━━━ Extrait
Plusieurs BD d'autrices abordant des sujets aussi variés que la maladie d'Alzheimer, le vagin et les violences conjugales.
Plusieurs BD d'autrices abordant des sujets aussi variés que la maladie d'Alzheimer, le vagin et les violences conjugales. © Bayard - L'Association - Casterman - Les Impressions nouvelles - Le Lombard - Dupuis

"Il y a des sujets très intimes qu'on a envie de voir aborder depuis longtemps. Autant s'en emparer!", s'exclame Lili Sohn. "On arrive aussi à un moment où les éditeurs constatent que ces BD sont viables économiquement. Et il y a enfin un public pour en parler. C'est un public qui ne lit pas forcément de la BD, mais c'est un public féminin très intéressé par ces sujets, car il y avait un vrai manque."
━━━━━━
━━━ Données extraites
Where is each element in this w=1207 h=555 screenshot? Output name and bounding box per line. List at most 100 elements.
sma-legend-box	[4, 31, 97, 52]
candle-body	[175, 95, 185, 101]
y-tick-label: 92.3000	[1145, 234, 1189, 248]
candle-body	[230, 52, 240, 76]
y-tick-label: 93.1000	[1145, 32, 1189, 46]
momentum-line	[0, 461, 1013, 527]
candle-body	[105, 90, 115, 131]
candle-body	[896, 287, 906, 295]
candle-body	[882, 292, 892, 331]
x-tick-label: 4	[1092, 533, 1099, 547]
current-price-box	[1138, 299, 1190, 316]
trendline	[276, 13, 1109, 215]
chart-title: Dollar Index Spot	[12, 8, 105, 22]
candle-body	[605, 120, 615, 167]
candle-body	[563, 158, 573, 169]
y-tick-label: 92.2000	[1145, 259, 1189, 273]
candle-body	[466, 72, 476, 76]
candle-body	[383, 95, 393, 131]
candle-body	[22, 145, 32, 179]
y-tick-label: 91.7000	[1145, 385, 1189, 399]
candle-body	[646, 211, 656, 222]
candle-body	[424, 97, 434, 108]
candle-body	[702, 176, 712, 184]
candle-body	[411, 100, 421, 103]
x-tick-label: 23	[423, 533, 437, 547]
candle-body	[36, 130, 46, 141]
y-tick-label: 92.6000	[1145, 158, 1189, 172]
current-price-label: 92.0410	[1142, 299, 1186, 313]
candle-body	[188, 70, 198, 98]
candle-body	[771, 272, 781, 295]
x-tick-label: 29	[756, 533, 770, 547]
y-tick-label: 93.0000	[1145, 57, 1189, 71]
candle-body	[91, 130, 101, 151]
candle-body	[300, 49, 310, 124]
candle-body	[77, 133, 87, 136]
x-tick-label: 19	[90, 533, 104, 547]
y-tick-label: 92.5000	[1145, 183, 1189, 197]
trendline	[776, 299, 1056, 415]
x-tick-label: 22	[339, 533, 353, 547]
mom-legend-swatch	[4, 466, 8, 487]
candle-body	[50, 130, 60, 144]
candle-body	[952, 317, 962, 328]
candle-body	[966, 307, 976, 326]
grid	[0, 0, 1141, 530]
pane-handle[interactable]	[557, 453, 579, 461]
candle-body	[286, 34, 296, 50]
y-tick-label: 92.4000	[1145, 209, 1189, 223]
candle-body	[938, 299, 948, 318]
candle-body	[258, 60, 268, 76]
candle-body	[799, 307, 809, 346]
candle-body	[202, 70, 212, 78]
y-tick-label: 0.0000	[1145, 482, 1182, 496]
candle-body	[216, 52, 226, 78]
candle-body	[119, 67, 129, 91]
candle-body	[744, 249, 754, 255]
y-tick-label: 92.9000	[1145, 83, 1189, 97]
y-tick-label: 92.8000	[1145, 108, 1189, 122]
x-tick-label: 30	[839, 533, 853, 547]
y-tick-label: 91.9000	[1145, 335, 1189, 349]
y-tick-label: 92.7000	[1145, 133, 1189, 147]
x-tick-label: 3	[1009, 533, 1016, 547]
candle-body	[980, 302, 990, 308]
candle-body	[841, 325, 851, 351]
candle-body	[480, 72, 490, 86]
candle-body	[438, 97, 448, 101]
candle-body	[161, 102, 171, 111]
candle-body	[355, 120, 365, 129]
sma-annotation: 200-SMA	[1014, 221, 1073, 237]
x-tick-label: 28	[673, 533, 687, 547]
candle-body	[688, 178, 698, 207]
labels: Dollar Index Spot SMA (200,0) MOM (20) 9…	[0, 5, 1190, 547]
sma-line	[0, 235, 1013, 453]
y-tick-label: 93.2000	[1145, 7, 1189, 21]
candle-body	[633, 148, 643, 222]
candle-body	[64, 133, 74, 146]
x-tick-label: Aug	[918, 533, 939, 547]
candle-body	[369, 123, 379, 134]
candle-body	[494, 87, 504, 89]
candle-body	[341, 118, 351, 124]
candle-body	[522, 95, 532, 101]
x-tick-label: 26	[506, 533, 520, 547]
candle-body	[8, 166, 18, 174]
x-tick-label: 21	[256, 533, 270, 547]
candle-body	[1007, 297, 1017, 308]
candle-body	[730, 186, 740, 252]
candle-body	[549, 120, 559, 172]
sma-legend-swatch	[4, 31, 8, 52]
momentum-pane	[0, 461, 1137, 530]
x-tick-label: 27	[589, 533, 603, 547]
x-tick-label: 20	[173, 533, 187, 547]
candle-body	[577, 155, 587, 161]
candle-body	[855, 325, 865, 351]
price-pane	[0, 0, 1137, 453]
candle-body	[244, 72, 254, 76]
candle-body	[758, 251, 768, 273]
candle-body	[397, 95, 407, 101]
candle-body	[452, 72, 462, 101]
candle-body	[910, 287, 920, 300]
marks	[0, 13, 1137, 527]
━━━━━━
Consigne: Poursuivez l'extrait sur les BD d'autrices en reprenant juste après sa dernière phrase.

Corrigé:
Ne pas être seules

Nos poils est ainsi né d'une réflexion lors de sa chimiothérapie pour son cancer du sein. "Quand j'ai perdu mes cheveux, mes poils, c'était très déstabilisant. Et j'ai attendu qu'ils reviennent... pour les enlever aussitôt! C'était très ambivalent comme sentiment. Quand j'ai vu le mouvement 'Januhairy', qui consiste à ne pas raser ni arracher un poil de son corps pendant un mois, ça m'a questionné et j'ai fait cette bande dessinée."

"Dans mon cas, si je parle de ces sujets, c'est parce que j'ai une volonté de pas être seule dans ces réflexions", enchaîne la dessinatrice. "Utiliser la première personne du singulier dans ces BD, c'est aussi une manière de faire sentir aux personnes qui nous lisent qu'elles ne sont pas seules, que d'autres personnes pensent comme elles. C'est l'intime qui devient politique."

Si de nombreuses autrices issue de la scène "underground", comme Aline Kominsky-Crumb, Liv Strömquist, Alison Bechdel et Julie Doucet, se sont déjà emparées de ces thématiques de manière très crue, le phénomène est seulement récent en France. Aurélie Aurita est une pionnière du genre avec Fraise et chocolat (2006-2007), succès au goût de souffre où elle raconte sans tabou ses relations amoureuses.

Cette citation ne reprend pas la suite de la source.